** What you should do **
Each line containing the word "دوره" must be reported.

[Stored data]
- - -

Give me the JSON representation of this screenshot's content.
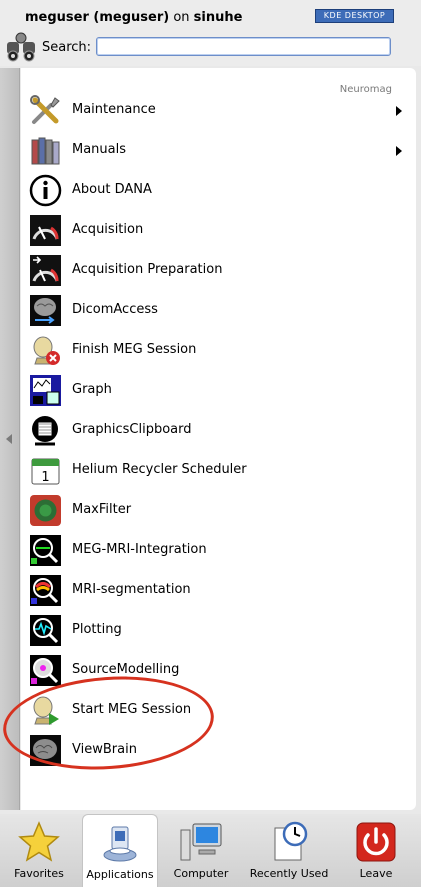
{
  "header": {
    "user_name": "meguser (meguser)",
    "on_text": "on",
    "host": "sinuhe",
    "kde_badge": "KDE DESKTOP",
    "search_label": "Search:",
    "search_value": ""
  },
  "menu": {
    "group_label": "Neuromag",
    "items": [
      {
        "label": "Maintenance",
        "icon": "tools-icon",
        "submenu": true
      },
      {
        "label": "Manuals",
        "icon": "books-icon",
        "submenu": true
      },
      {
        "label": "About DANA",
        "icon": "info-icon",
        "submenu": false
      },
      {
        "label": "Acquisition",
        "icon": "gauge-icon",
        "submenu": false
      },
      {
        "label": "Acquisition Preparation",
        "icon": "gauge-prep-icon",
        "submenu": false
      },
      {
        "label": "DicomAccess",
        "icon": "brain-dicom-icon",
        "submenu": false
      },
      {
        "label": "Finish MEG Session",
        "icon": "finish-session-icon",
        "submenu": false
      },
      {
        "label": "Graph",
        "icon": "graph-icon",
        "submenu": false
      },
      {
        "label": "GraphicsClipboard",
        "icon": "clipboard-head-icon",
        "submenu": false
      },
      {
        "label": "Helium Recycler Scheduler",
        "icon": "calendar-icon",
        "submenu": false
      },
      {
        "label": "MaxFilter",
        "icon": "maxfilter-icon",
        "submenu": false
      },
      {
        "label": "MEG-MRI-Integration",
        "icon": "meg-mri-icon",
        "submenu": false
      },
      {
        "label": "MRI-segmentation",
        "icon": "mri-segmentation-icon",
        "submenu": false
      },
      {
        "label": "Plotting",
        "icon": "plotting-icon",
        "submenu": false
      },
      {
        "label": "SourceModelling",
        "icon": "source-modelling-icon",
        "submenu": false
      },
      {
        "label": "Start MEG Session",
        "icon": "start-session-icon",
        "submenu": false
      },
      {
        "label": "ViewBrain",
        "icon": "brain-icon",
        "submenu": false
      }
    ]
  },
  "tabs": [
    {
      "label": "Favorites",
      "icon": "star-icon",
      "active": false
    },
    {
      "label": "Applications",
      "icon": "applications-icon",
      "active": true
    },
    {
      "label": "Computer",
      "icon": "computer-icon",
      "active": false
    },
    {
      "label": "Recently Used",
      "icon": "clock-document-icon",
      "active": false
    },
    {
      "label": "Leave",
      "icon": "power-icon",
      "active": false
    }
  ],
  "colors": {
    "annotation": "#d6321f",
    "kde_blue": "#3d6cb8",
    "search_border": "#6d8ec9"
  }
}
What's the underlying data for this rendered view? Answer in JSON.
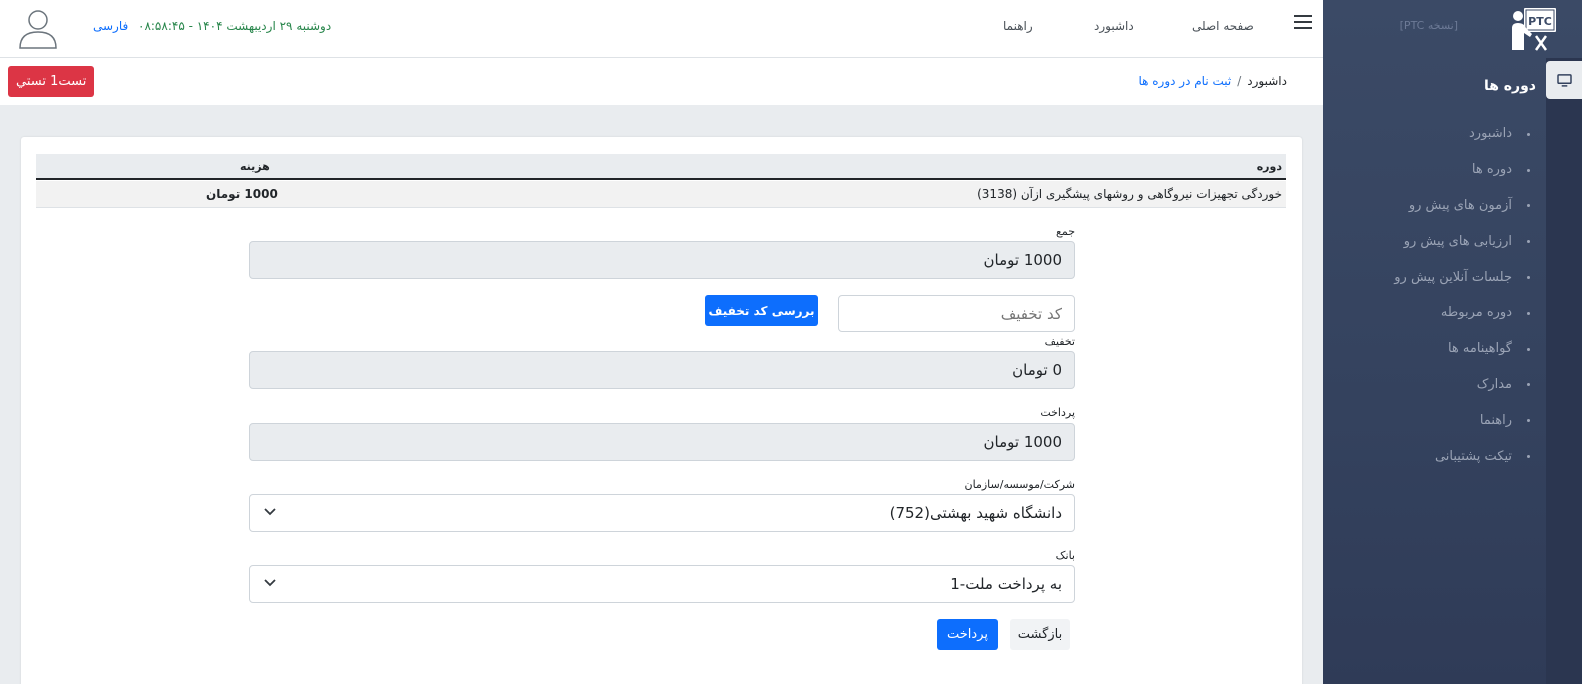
{
  "sidebar": {
    "version": "[PTC نسخه]",
    "logo_text": "PTC",
    "section_title": "دوره ها",
    "items": [
      {
        "label": "داشبورد"
      },
      {
        "label": "دوره ها"
      },
      {
        "label": "آزمون های پیش رو"
      },
      {
        "label": "ارزیابی های پیش رو"
      },
      {
        "label": "جلسات آنلاین پیش رو"
      },
      {
        "label": "دوره مربوطه"
      },
      {
        "label": "گواهینامه ها"
      },
      {
        "label": "مدارک"
      },
      {
        "label": "راهنما"
      },
      {
        "label": "تیکت پشتیبانی"
      }
    ]
  },
  "header": {
    "nav": {
      "home": "صفحه اصلی",
      "dashboard": "داشبورد",
      "help": "راهنما"
    },
    "datetime": "دوشنبه ۲۹ اردیبهشت ۱۴۰۴ - ۰۸:۵۸:۴۵",
    "language": "فارسی"
  },
  "breadcrumb": {
    "home": "داشبورد",
    "separator": "/",
    "current": "ثبت نام در دوره ها"
  },
  "user_badge": "تست1 تستي",
  "table": {
    "headers": {
      "course": "دوره",
      "cost": "هزینه"
    },
    "rows": [
      {
        "course": "خوردگی تجهیزات نیروگاهی و روشهای پیشگیری ازآن (3138)",
        "cost": "1000 تومان"
      }
    ]
  },
  "form": {
    "total_label": "جمع",
    "total_value": "1000 تومان",
    "discount_code_placeholder": "کد تخفیف",
    "check_discount_button": "بررسی کد تخفیف",
    "discount_label": "تخفیف",
    "discount_value": "0 تومان",
    "payment_label": "پرداخت",
    "payment_value": "1000 تومان",
    "organization_label": "شرکت/موسسه/سازمان",
    "organization_value": "دانشگاه شهید بهشتی(752)",
    "bank_label": "بانک",
    "bank_value": "به پرداخت ملت-1",
    "pay_button": "پرداخت",
    "back_button": "بازگشت"
  },
  "colors": {
    "sidebar_bg": "#34425e",
    "primary": "#0d6efd",
    "danger": "#dc3545",
    "datetime": "#28864b"
  }
}
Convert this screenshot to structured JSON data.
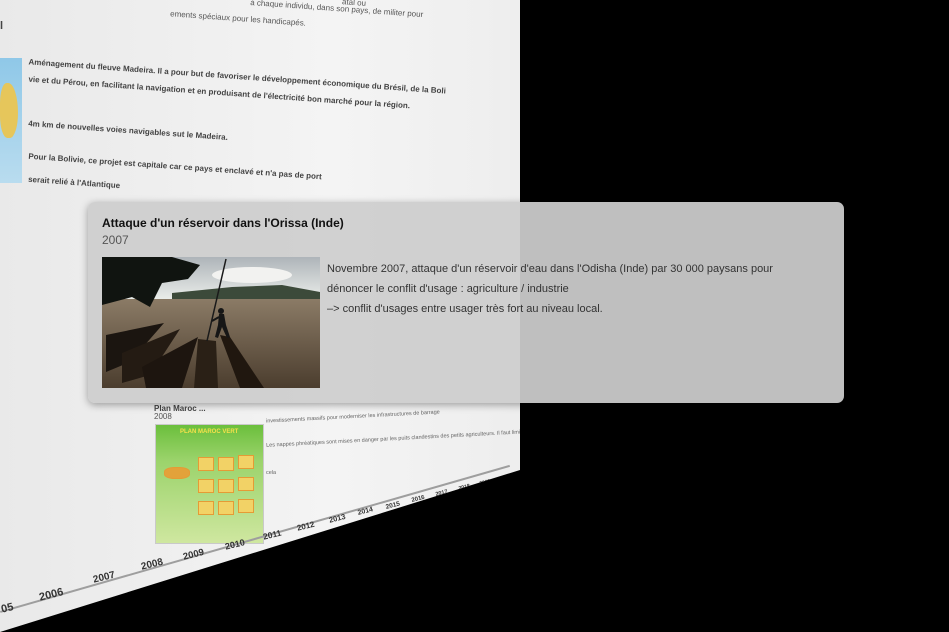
{
  "background_page": {
    "top_text_1": "à chaque individu, dans son pays, de militer pour",
    "top_text_2": "ements spéciaux pour les handicapés.",
    "top_right_fragment": "atal ou",
    "left_letter": "l",
    "madeira_p1_line1": "Aménagement du fleuve Madeira. Il a pour but de favoriser le développement économique du Brésil, de la Boli",
    "madeira_p1_line2": "vie et du Pérou, en facilitant la navigation et en produisant de l'électricité bon marché pour la région.",
    "madeira_p2": "4m km de nouvelles voies navigables sut le Madeira.",
    "madeira_p3_line1": "Pour la Bolivie, ce projet est capitale car ce pays et enclavé et n'a pas de port",
    "madeira_p3_line2": "serait relié à l'Atlantique",
    "plan_title": "Plan Maroc ...",
    "plan_year": "2008",
    "plan_text_1": "investissements massifs pour moderniser les infrastructures de barrage",
    "plan_text_2": "Les nappes phréatiques sont mises en danger par les puits clandestins des petits agriculteurs. Il faut limiter",
    "plan_text_3": "cela",
    "poster_heading": "PLAN MAROC VERT"
  },
  "timeline": {
    "years": [
      "05",
      "2006",
      "2007",
      "2008",
      "2009",
      "2010",
      "2011",
      "2012",
      "2013",
      "2014",
      "2015",
      "2016",
      "2017",
      "2018",
      "2019",
      "2020"
    ]
  },
  "card": {
    "title": "Attaque d'un réservoir dans l'Orissa (Inde)",
    "year": "2007",
    "description_lines": [
      "Novembre 2007, attaque d'un réservoir d'eau dans l'Odisha (Inde) par 30 000 paysans pour",
      "dénoncer le conflit d'usage : agriculture / industrie",
      " –> conflit d'usages entre usager très fort au niveau local."
    ]
  },
  "colors": {
    "screen_background": "#000000",
    "card_background": "#cdcdcd",
    "card_title": "#111111",
    "card_text": "#333333"
  }
}
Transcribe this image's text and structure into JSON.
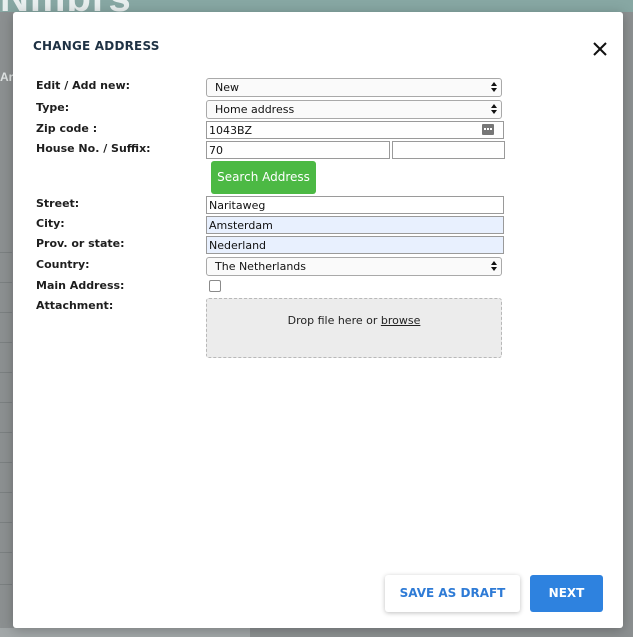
{
  "background": {
    "logo": "Nmbrs",
    "logo_mark": "®",
    "side_text": "Ar"
  },
  "dialog": {
    "title": "CHANGE ADDRESS",
    "close_icon": "close-icon"
  },
  "form": {
    "edit_add_new": {
      "label": "Edit / Add new:",
      "value": "New"
    },
    "type": {
      "label": "Type:",
      "value": "Home address"
    },
    "zip_code": {
      "label": "Zip code :",
      "value": "1043BZ"
    },
    "house_no": {
      "label": "House No. / Suffix:",
      "value": "70",
      "suffix_value": ""
    },
    "search_button": "Search Address",
    "street": {
      "label": "Street:",
      "value": "Naritaweg"
    },
    "city": {
      "label": "City:",
      "value": "Amsterdam"
    },
    "province": {
      "label": "Prov. or state:",
      "value": "Nederland"
    },
    "country": {
      "label": "Country:",
      "value": "The Netherlands"
    },
    "main_address": {
      "label": "Main Address:",
      "checked": false
    },
    "attachment": {
      "label": "Attachment:",
      "drop_text": "Drop file here or ",
      "browse_text": "browse"
    }
  },
  "footer": {
    "save_draft_label": "SAVE AS DRAFT",
    "next_label": "NEXT"
  },
  "colors": {
    "primary": "#2e82df",
    "success": "#4cb944",
    "autofill_bg": "#e8f0fe",
    "title": "#1f3244"
  }
}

- - -

** Response to this task **
    "section_title": "دوره ها",
        "label": "دوره ها"
        "label": "دوره مربوطه"
    "current": "ثبت نام در دوره ها"
      "course": "دوره",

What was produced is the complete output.